- WHAT THE EXERCISE ASKS: Count how many lines of the data include "Output". The answer is that number and nothing else.
>>>
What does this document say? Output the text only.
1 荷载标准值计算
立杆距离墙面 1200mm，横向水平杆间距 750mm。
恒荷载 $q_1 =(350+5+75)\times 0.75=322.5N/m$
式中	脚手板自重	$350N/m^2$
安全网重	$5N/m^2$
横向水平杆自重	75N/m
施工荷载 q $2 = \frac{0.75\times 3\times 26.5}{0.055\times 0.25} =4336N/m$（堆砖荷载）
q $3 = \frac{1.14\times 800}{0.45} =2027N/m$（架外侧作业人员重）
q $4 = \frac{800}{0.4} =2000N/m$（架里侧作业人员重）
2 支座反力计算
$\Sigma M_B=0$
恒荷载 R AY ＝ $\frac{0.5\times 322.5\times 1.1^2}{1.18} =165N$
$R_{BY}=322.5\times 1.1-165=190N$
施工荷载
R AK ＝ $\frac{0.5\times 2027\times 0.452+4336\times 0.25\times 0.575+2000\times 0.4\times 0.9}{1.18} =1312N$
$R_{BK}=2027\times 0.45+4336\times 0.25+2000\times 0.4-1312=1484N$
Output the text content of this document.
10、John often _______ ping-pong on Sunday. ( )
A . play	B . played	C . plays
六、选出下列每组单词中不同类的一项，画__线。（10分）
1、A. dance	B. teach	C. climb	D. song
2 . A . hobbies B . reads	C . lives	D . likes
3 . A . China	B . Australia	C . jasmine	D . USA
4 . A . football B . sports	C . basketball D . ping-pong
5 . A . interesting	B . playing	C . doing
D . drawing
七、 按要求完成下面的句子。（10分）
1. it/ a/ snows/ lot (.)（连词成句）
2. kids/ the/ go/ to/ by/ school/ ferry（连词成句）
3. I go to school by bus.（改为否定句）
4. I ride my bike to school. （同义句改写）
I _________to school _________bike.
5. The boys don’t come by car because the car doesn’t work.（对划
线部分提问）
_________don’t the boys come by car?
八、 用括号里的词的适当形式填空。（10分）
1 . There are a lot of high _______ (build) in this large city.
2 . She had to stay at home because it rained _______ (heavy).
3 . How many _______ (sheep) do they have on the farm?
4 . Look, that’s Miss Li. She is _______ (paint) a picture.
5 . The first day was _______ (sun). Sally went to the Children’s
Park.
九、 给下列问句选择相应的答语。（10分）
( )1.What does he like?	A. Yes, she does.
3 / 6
<<<
- EXERCISE RESPONSE: 2